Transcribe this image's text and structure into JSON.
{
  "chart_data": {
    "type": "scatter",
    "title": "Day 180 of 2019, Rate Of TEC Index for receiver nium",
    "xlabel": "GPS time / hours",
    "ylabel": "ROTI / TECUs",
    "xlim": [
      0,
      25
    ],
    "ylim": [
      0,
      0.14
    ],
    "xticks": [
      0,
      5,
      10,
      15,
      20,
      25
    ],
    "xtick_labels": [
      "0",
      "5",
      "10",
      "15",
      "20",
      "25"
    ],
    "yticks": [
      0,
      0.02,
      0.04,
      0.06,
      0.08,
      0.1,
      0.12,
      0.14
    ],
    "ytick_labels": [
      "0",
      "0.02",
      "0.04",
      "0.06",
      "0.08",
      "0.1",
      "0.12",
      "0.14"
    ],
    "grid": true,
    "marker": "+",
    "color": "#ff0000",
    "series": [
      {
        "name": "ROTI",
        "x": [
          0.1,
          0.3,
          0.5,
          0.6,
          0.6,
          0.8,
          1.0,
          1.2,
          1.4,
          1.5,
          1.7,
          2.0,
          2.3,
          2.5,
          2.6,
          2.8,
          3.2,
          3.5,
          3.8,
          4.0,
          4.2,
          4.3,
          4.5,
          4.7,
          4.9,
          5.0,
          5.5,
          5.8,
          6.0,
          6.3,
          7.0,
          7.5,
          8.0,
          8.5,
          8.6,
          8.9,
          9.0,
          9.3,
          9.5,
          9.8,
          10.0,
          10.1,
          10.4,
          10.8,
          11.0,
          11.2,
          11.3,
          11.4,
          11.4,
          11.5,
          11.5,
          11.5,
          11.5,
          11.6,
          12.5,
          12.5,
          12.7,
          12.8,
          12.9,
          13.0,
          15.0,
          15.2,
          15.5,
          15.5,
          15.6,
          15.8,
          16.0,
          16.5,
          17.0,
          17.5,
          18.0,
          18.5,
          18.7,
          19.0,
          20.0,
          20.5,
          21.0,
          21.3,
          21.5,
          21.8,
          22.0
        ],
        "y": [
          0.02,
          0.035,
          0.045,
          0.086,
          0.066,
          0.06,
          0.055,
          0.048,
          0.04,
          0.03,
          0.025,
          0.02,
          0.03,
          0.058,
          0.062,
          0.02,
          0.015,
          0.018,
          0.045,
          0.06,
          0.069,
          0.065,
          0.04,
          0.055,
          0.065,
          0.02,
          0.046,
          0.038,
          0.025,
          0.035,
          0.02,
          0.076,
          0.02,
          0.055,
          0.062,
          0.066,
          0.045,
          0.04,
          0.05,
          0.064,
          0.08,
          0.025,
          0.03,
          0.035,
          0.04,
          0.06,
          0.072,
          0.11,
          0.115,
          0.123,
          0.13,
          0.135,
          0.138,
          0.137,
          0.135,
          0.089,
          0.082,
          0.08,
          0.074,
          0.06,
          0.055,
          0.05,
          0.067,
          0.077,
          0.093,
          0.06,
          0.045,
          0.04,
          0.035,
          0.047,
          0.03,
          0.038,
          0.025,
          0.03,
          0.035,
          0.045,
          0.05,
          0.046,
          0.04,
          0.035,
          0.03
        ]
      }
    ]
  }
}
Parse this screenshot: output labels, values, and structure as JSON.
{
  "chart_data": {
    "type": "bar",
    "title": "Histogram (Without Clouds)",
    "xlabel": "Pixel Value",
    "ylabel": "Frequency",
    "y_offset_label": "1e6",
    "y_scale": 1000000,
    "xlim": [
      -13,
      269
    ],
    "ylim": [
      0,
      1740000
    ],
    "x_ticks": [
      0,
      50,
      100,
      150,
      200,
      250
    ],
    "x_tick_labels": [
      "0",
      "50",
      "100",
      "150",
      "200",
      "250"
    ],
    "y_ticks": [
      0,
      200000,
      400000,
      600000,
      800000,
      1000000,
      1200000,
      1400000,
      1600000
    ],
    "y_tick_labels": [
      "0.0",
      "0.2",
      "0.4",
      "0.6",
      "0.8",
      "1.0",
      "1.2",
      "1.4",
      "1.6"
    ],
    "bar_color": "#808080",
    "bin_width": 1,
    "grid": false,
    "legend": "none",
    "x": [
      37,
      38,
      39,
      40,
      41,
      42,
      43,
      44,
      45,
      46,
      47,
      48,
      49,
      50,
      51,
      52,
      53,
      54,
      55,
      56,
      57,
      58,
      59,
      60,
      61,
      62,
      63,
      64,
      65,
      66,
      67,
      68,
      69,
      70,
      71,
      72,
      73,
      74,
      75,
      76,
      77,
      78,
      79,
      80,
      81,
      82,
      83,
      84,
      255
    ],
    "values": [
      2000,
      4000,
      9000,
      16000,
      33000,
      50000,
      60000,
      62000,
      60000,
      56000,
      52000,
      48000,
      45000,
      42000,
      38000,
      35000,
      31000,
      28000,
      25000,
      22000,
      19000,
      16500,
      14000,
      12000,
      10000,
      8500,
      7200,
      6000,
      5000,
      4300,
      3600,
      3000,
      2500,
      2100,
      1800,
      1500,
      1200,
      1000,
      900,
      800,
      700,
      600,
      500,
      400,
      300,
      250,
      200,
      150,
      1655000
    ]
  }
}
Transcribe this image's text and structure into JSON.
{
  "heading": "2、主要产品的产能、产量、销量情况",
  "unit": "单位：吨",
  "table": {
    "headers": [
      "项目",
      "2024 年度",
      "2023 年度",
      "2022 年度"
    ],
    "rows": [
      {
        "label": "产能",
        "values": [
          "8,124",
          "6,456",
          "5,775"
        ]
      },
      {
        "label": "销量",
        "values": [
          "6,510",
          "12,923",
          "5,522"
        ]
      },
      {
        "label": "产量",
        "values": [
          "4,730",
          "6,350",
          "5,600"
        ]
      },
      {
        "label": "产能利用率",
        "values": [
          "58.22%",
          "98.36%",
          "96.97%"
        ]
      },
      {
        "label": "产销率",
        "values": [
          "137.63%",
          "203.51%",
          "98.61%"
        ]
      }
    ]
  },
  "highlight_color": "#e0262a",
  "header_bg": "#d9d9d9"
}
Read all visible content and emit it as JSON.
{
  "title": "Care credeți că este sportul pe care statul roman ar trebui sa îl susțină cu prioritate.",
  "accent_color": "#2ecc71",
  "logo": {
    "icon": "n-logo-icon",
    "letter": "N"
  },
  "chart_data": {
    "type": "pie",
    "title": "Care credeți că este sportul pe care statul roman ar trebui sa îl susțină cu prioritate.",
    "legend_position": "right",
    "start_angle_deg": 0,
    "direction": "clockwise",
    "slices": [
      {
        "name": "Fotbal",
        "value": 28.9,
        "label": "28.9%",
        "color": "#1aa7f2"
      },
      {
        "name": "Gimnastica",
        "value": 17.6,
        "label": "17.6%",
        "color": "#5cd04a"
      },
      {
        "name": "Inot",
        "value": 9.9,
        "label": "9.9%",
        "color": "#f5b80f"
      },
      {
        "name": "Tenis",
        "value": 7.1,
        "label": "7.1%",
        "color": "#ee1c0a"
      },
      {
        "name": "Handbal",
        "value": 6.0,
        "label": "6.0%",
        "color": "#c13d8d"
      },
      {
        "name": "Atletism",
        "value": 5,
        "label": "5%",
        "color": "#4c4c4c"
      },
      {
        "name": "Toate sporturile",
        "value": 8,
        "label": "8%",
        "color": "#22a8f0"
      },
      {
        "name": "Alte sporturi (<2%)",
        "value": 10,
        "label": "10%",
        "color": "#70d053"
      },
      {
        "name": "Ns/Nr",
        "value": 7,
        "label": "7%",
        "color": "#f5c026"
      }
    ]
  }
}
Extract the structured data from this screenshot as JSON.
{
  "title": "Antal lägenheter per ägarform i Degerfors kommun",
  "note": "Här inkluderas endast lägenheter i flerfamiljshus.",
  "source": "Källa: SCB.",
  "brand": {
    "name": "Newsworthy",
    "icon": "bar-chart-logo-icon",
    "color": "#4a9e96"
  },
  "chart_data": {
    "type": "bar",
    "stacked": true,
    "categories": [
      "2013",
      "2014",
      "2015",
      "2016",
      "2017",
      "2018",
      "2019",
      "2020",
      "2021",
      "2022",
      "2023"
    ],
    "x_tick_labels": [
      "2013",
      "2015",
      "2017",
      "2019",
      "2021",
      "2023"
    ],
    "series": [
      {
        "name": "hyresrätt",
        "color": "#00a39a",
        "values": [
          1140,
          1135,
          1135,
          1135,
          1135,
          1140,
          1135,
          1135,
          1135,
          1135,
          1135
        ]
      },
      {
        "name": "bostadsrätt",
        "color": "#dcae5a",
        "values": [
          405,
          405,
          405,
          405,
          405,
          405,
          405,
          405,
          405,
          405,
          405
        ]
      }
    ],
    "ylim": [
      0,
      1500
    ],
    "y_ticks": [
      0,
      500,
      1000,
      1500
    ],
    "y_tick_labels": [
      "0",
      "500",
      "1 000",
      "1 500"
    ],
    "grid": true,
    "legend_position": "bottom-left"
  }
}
◆ ◆ ◆ ◆ ◆
### Work instructions
Find and copy every line in the entries above where the string "ylabel" occurs.

### Finished exercise
    "ylabel": "ROTI / TECUs",
    "ylabel": "Frequency",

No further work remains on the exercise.